## RECORDED DATA
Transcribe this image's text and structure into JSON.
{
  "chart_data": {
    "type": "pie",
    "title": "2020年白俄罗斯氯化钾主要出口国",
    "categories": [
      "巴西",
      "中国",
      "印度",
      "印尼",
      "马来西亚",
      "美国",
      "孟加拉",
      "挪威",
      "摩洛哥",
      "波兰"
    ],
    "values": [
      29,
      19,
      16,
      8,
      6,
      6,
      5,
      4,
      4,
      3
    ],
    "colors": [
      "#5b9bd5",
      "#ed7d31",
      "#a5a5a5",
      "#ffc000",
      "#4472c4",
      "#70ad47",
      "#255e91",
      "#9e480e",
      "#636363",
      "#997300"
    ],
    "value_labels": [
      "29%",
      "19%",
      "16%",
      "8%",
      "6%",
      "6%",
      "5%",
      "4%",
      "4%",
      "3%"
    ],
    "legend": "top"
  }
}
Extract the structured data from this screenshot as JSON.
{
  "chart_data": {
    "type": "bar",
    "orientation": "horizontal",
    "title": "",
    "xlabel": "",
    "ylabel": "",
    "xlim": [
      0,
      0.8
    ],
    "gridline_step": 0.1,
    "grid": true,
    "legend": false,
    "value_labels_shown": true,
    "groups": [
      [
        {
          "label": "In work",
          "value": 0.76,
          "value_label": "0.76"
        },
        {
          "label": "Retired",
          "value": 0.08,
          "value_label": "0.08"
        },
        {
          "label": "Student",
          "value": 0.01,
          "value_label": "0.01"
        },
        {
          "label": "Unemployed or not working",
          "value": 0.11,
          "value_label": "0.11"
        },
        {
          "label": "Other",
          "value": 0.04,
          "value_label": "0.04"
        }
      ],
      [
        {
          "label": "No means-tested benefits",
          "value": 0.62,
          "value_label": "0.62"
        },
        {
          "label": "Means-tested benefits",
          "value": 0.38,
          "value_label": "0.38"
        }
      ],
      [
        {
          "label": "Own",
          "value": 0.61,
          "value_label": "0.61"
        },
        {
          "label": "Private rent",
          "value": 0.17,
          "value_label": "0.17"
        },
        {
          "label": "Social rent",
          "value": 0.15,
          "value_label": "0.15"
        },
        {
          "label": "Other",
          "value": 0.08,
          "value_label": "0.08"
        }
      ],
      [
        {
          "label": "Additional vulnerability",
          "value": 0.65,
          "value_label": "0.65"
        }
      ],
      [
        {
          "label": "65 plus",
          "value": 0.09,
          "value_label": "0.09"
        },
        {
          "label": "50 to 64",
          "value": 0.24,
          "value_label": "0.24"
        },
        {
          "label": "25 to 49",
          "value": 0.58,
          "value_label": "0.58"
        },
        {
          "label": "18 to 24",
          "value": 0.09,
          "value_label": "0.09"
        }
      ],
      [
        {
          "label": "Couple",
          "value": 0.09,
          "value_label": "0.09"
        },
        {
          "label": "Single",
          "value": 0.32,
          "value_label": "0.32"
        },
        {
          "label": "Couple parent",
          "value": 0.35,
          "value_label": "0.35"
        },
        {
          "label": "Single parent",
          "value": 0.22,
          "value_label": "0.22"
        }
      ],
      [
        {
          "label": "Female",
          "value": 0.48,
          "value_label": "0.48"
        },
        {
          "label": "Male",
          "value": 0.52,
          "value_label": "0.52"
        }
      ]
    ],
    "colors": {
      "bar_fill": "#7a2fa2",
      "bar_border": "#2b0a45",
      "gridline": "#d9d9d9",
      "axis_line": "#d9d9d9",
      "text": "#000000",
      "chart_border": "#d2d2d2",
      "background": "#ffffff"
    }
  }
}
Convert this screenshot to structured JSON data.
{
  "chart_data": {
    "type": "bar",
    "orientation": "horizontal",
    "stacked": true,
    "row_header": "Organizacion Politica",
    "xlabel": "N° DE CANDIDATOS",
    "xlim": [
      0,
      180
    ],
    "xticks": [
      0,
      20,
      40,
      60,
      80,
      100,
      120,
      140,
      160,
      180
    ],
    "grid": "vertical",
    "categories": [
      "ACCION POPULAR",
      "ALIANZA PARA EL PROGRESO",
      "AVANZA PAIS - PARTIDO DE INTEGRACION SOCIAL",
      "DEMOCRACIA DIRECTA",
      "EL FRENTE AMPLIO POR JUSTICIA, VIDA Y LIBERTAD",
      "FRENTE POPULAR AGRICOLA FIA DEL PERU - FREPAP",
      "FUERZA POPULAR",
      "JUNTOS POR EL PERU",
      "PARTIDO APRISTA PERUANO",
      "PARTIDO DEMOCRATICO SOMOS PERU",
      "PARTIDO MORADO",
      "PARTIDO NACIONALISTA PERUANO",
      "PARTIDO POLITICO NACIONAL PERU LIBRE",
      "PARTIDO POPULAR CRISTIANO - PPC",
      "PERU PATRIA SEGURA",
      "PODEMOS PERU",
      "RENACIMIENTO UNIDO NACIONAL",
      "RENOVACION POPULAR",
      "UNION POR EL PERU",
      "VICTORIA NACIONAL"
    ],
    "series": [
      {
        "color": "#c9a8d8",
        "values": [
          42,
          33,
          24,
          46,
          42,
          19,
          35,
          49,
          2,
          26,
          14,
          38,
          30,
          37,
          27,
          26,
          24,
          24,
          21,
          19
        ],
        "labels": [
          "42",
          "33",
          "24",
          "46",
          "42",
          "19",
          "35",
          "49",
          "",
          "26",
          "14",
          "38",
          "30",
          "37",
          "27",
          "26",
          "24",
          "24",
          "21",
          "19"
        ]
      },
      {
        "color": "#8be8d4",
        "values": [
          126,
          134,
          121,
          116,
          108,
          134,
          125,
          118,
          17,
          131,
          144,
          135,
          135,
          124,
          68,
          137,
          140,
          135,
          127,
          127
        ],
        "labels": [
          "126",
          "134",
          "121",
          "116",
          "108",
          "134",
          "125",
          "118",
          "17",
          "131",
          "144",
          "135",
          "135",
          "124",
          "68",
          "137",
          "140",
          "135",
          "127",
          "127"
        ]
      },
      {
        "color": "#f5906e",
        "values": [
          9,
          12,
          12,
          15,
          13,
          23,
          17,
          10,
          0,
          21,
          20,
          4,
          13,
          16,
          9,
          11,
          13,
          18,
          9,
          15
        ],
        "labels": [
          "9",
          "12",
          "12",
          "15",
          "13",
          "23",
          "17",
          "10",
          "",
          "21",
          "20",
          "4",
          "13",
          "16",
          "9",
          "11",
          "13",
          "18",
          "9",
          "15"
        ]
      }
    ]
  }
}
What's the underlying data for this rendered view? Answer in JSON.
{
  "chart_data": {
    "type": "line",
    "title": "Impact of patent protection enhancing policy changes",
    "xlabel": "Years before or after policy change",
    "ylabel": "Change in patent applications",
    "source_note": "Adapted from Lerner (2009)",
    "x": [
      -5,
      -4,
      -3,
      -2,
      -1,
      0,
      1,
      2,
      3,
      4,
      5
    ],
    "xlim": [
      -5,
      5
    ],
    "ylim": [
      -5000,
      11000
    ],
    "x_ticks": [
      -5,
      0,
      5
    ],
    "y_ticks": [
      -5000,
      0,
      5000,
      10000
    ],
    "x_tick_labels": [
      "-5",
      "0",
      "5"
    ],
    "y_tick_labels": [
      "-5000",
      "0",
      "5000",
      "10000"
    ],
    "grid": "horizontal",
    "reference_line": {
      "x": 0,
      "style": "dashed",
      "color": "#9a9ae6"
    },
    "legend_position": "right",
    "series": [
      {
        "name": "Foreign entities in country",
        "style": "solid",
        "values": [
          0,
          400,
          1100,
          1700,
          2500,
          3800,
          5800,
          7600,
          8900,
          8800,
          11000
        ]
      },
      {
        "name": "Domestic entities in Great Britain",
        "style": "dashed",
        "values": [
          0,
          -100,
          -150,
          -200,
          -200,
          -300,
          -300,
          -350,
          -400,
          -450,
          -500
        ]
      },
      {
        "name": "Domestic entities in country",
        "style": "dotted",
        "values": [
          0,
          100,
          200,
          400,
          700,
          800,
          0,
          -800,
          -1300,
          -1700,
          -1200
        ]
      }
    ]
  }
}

## PROBLEM TO WORK ON
Go through the listing above and return every line where the word "JSON" occurs.

## ANSWER IN FULL
Transcribe this image's text and structure into JSON.
Extract the structured data from this screenshot as JSON.
Convert this screenshot to structured JSON data.
What's the underlying data for this rendered view? Answer in JSON.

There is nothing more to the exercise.